- DIRECTIONS
Go through the material below and copy each line where the word "اجرای" appears.

- DATASET EXTRACT
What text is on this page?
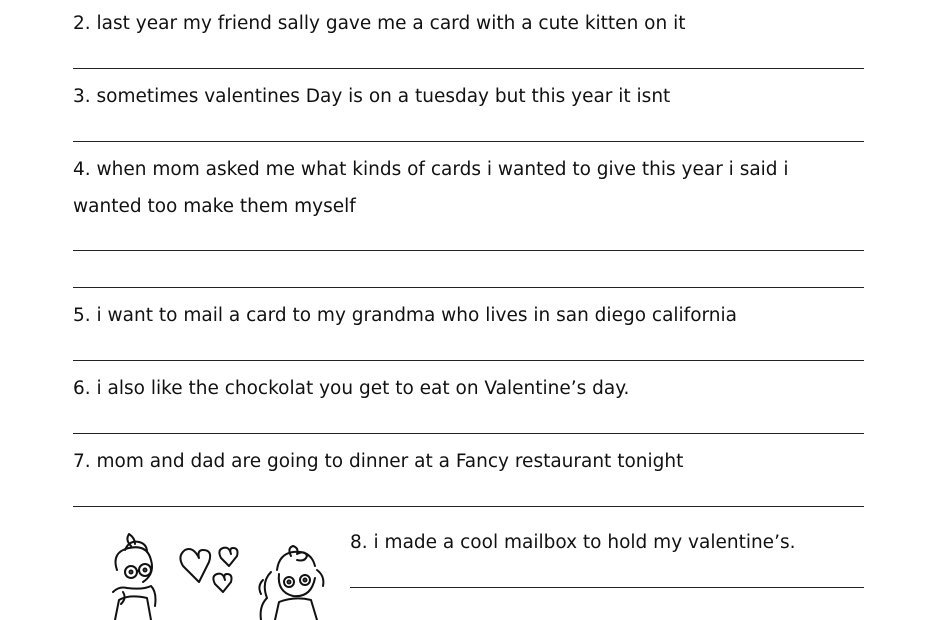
2. last year my friend sally gave me a card with a cute kitten on it
3. sometimes valentines Day is on a tuesday but this year it isnt
4. when mom asked me what kinds of cards i wanted to give this year i said i
wanted too make them myself
5. i want to mail a card to my grandma who lives in san diego california
6. i also like the chockolat you get to eat on Valentine’s day.
7. mom and dad are going to dinner at a Fancy restaurant tonight
8. i made a cool mailbox to hold my valentine’s.
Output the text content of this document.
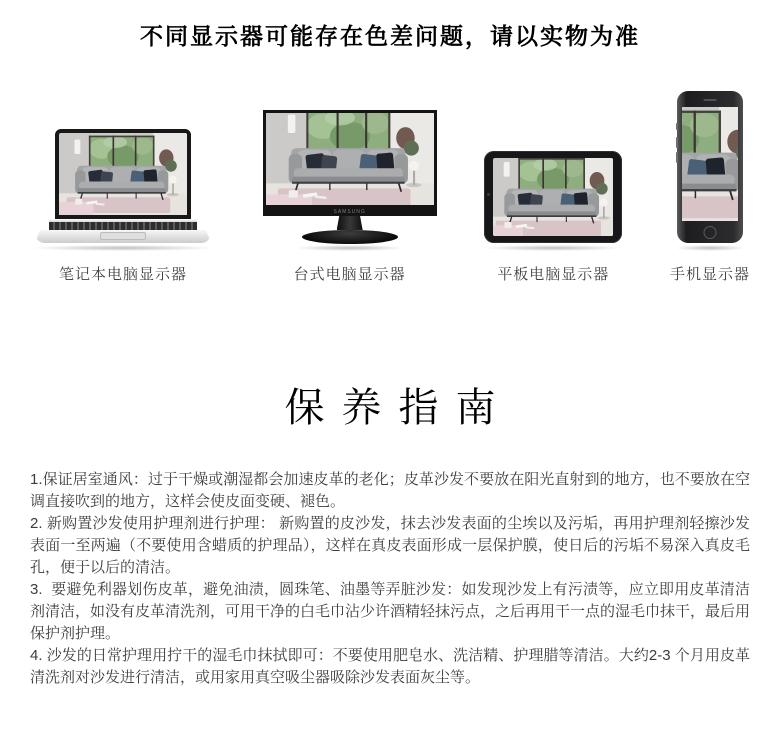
不同显示器可能存在色差问题，请以实物为准
笔记本电脑显示器
SAMSUNG
台式电脑显示器	平板电脑显示器	手机显示器
保养指南

1.保证居室通风：过于干燥或潮湿都会加速皮革的老化；皮革沙发不要放在阳光直射到的地方，也不要放在空调直接吹到的地方，这样会使皮面变硬、褪色。

2. 新购置沙发使用护理剂进行护理： 新购置的皮沙发，抹去沙发表面的尘埃以及污垢，再用护理剂轻擦沙发表面一至两遍（不要使用含蜡质的护理品），这样在真皮表面形成一层保护膜，使日后的污垢不易深入真皮毛孔，便于以后的清洁。

3.  要避免利器划伤皮革，避免油渍，圆珠笔、油墨等弄脏沙发：如发现沙发上有污渍等，应立即用皮革清洁剂清洁，如没有皮革清洗剂，可用干净的白毛巾沾少许酒精轻抹污点，之后再用干一点的湿毛巾抹干，最后用保护剂护理。

4. 沙发的日常护理用拧干的湿毛巾抹拭即可：不要使用肥皂水、洗洁精、护理腊等清洁。大约2-3 个月用皮革清洗剂对沙发进行清洁，或用家用真空吸尘器吸除沙发表面灰尘等。
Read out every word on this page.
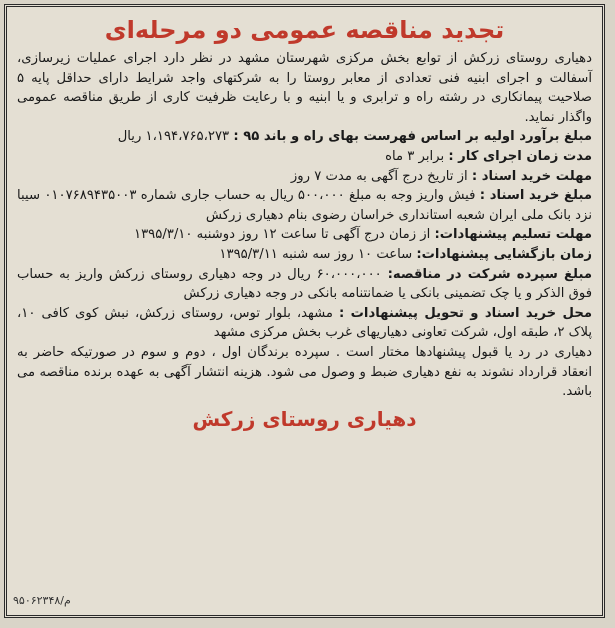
تجدید مناقصه عمومی دو مرحله‌ای

دهیاری روستای زرکش از توابع بخش مرکزی شهرستان مشهد در نظر دارد اجرای عملیات زیرسازی، آسفالت و اجرای ابنیه فنی تعدادی از معابر روستا را به شرکتهای واجد شرایط دارای حداقل پایه ۵ صلاحیت پیمانکاری در رشته راه و ترابری و یا ابنیه و با رعایت ظرفیت کاری از طریق مناقصه عمومی واگذار نماید.

مبلغ برآورد اولیه بر اساس فهرست بهای راه و باند ۹۵ : ۱،۱۹۴،۷۶۵،۲۷۳ ریال

مدت زمان اجرای کار : برابر ۳ ماه

مهلت خرید اسناد : از تاریخ درج آگهی به مدت ۷ روز

مبلغ خرید اسناد : فیش واریز وجه به مبلغ ۵۰۰،۰۰۰ ریال به حساب جاری شماره ۰۱۰۷۶۸۹۴۳۵۰۰۳ سیبا نزد بانک ملی ایران شعبه استانداری خراسان رضوی بنام دهیاری زرکش

مهلت تسلیم پیشنهادات: از زمان درج آگهی تا ساعت ۱۲ روز دوشنبه ۱۳۹۵/۳/۱۰

زمان بازگشایی پیشنهادات: ساعت ۱۰ روز سه شنبه ۱۳۹۵/۳/۱۱

مبلغ سپرده شرکت در مناقصه: ۶۰،۰۰۰،۰۰۰ ریال در وجه دهیاری روستای زرکش واریز به حساب فوق الذکر و یا چک تضمینی بانکی یا ضمانتنامه بانکی در وجه دهیاری زرکش

محل خرید اسناد و تحویل پیشنهادات : مشهد، بلوار توس، روستای زرکش، نبش کوی کافی ۱۰، پلاک ۲، طبقه اول، شرکت تعاونی دهیاریهای غرب بخش مرکزی مشهد

دهیاری در رد یا قبول پیشنهادها مختار است . سپرده برندگان اول ، دوم و سوم در صورتیکه حاضر به انعقاد قرارداد نشوند به نفع دهیاری ضبط و وصول می شود. هزینه انتشار آگهی به عهده برنده مناقصه می باشد.

دهیاری روستای زرکش
۹۵۰۶۲۳۴۸/م
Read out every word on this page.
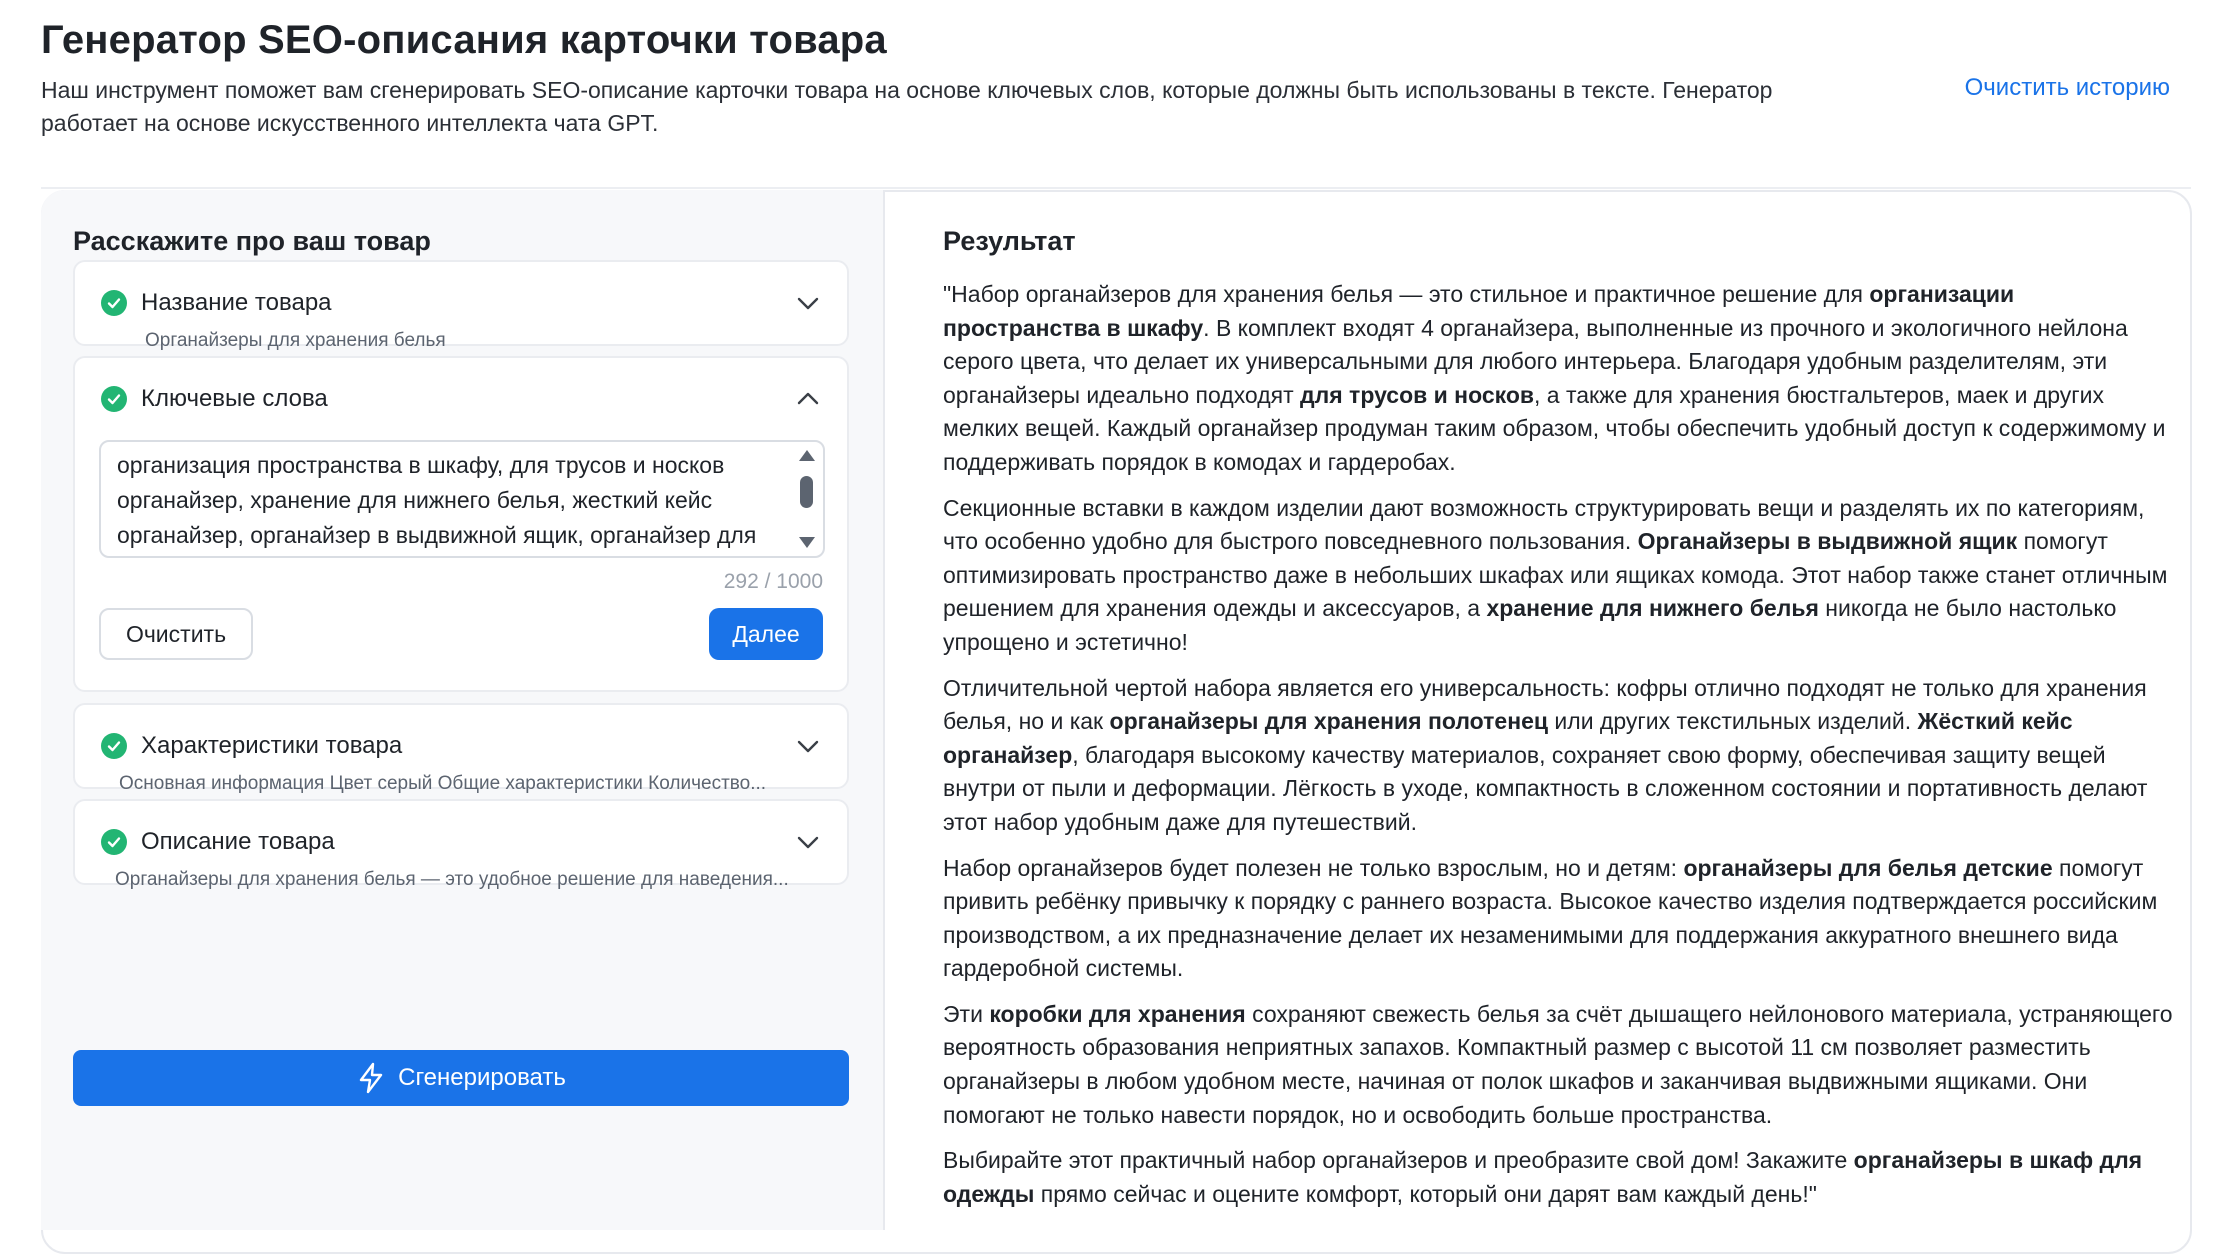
Генератор SEO-описания карточки товара
Наш инструмент поможет вам сгенерировать SEO-описание карточки товара на основе ключевых слов, которые должны быть использованы в тексте. Генератор работает на основе искусственного интеллекта чата GPT.
Очистить историю
Расскажите про ваш товар
Название товара
Органайзеры для хранения белья
Ключевые слова
организация пространства в шкафу, для трусов и носков органайзер, хранение для нижнего белья, жесткий кейс органайзер, органайзер в выдвижной ящик, органайзер для
292 / 1000
Очистить	Далее
Характеристики товара
Основная информация Цвет серый Общие характеристики Количество...
Описание товара
Органайзеры для хранения белья — это удобное решение для наведения...
Сгенерировать
Результат

"Набор органайзеров для хранения белья — это стильное и практичное решение для организации пространства в шкафу. В комплект входят 4 органайзера, выполненные из прочного и экологичного нейлона серого цвета, что делает их универсальными для любого интерьера. Благодаря удобным разделителям, эти органайзеры идеально подходят для трусов и носков, а также для хранения бюстгальтеров, маек и других мелких вещей. Каждый органайзер продуман таким образом, чтобы обеспечить удобный доступ к содержимому и поддерживать порядок в комодах и гардеробах.

Секционные вставки в каждом изделии дают возможность структурировать вещи и разделять их по категориям, что особенно удобно для быстрого повседневного пользования. Органайзеры в выдвижной ящик помогут оптимизировать пространство даже в небольших шкафах или ящиках комода. Этот набор также станет отличным решением для хранения одежды и аксессуаров, а хранение для нижнего белья никогда не было настолько упрощено и эстетично!

Отличительной чертой набора является его универсальность: кофры отлично подходят не только для хранения белья, но и как органайзеры для хранения полотенец или других текстильных изделий. Жёсткий кейс органайзер, благодаря высокому качеству материалов, сохраняет свою форму, обеспечивая защиту вещей внутри от пыли и деформации. Лёгкость в уходе, компактность в сложенном состоянии и портативность делают этот набор удобным даже для путешествий.

Набор органайзеров будет полезен не только взрослым, но и детям: органайзеры для белья детские помогут привить ребёнку привычку к порядку с раннего возраста. Высокое качество изделия подтверждается российским производством, а их предназначение делает их незаменимыми для поддержания аккуратного внешнего вида гардеробной системы.

Эти коробки для хранения сохраняют свежесть белья за счёт дышащего нейлонового материала, устраняющего вероятность образования неприятных запахов. Компактный размер с высотой 11 см позволяет разместить органайзеры в любом удобном месте, начиная от полок шкафов и заканчивая выдвижными ящиками. Они помогают не только навести порядок, но и освободить больше пространства.

Выбирайте этот практичный набор органайзеров и преобразите свой дом! Закажите органайзеры в шкаф для одежды прямо сейчас и оцените комфорт, который они дарят вам каждый день!"
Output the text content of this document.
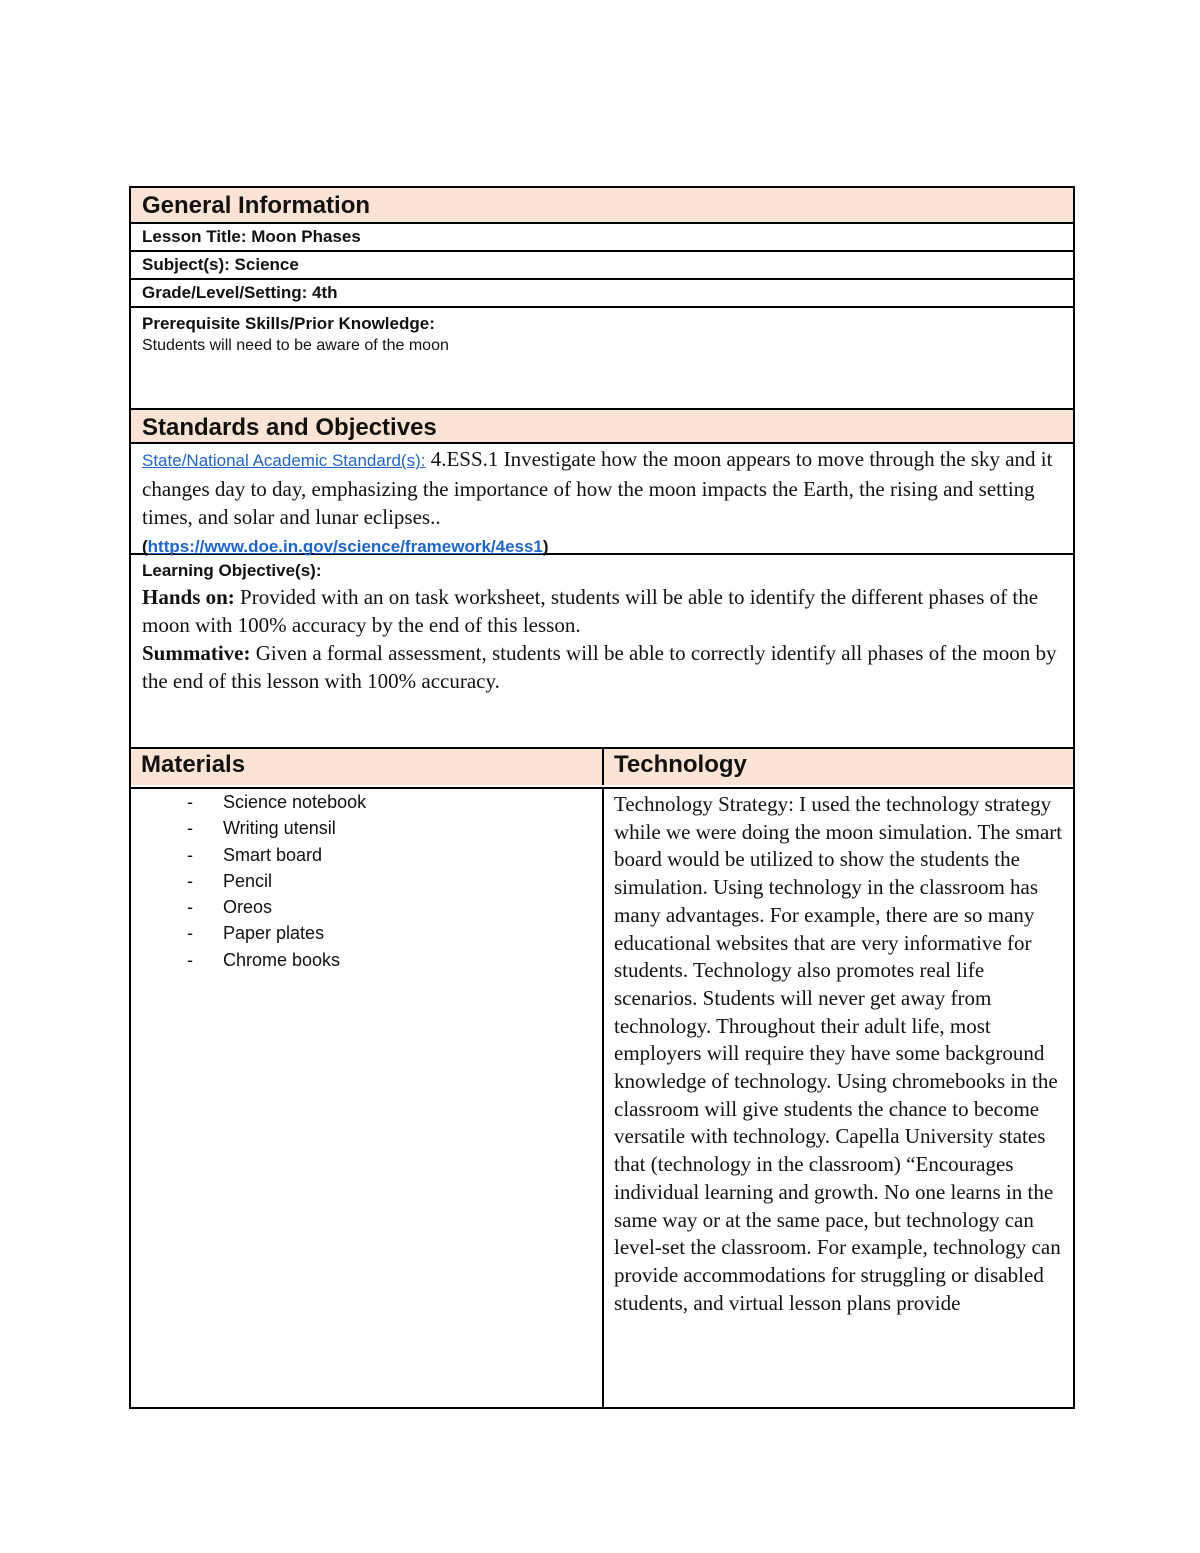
General Information
Lesson Title: Moon Phases
Subject(s): Science
Grade/Level/Setting: 4th
Prerequisite Skills/Prior Knowledge:
Students will need to be aware of the moon
Standards and Objectives
State/National Academic Standard(s): 4.ESS.1 Investigate how the moon appears to move through the sky and it changes day to day, emphasizing the importance of how the moon impacts the Earth, the rising and setting times, and solar and lunar eclipses..
(https://www.doe.in.gov/science/framework/4ess1)
Learning Objective(s):
Hands on: Provided with an on task worksheet, students will be able to identify the different phases of the moon with 100% accuracy by the end of this lesson.
Summative: Given a formal assessment, students will be able to correctly identify all phases of the moon by the end of this lesson with 100% accuracy.
Materials	Technology
- Science notebook
- Writing utensil
- Smart board
- Pencil
- Oreos
- Paper plates
- Chrome books
Technology Strategy: I used the technology strategy while we were doing the moon simulation. The smart board would be utilized to show the students the simulation. Using technology in the classroom has many advantages. For example, there are so many educational websites that are very informative for students. Technology also promotes real life scenarios. Students will never get away from technology. Throughout their adult life, most employers will require they have some background knowledge of technology. Using chromebooks in the classroom will give students the chance to become versatile with technology. Capella University states that (technology in the classroom) “Encourages individual learning and growth. No one learns in the same way or at the same pace, but technology can level-set the classroom. For example, technology can provide accommodations for struggling or disabled students, and virtual lesson plans provide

- SOLVED PROBLEM
دهیاری روستای زرکش از توابع بخش مرکزی شهرستان مشهد در نظر دارد اجرای عملیات زیرسازی، آسفالت و اجرای ابنیه فنی تعدادی از معابر روستا را به شرکتهای واجد شرایط دارای حداقل پایه ۵ صلاحیت پیمانکاری در رشته راه و ترابری و یا ابنیه و با رعایت ظرفیت کاری از طریق مناقصه عمومی واگذار نماید.
مدت زمان اجرای کار : برابر ۳ ماه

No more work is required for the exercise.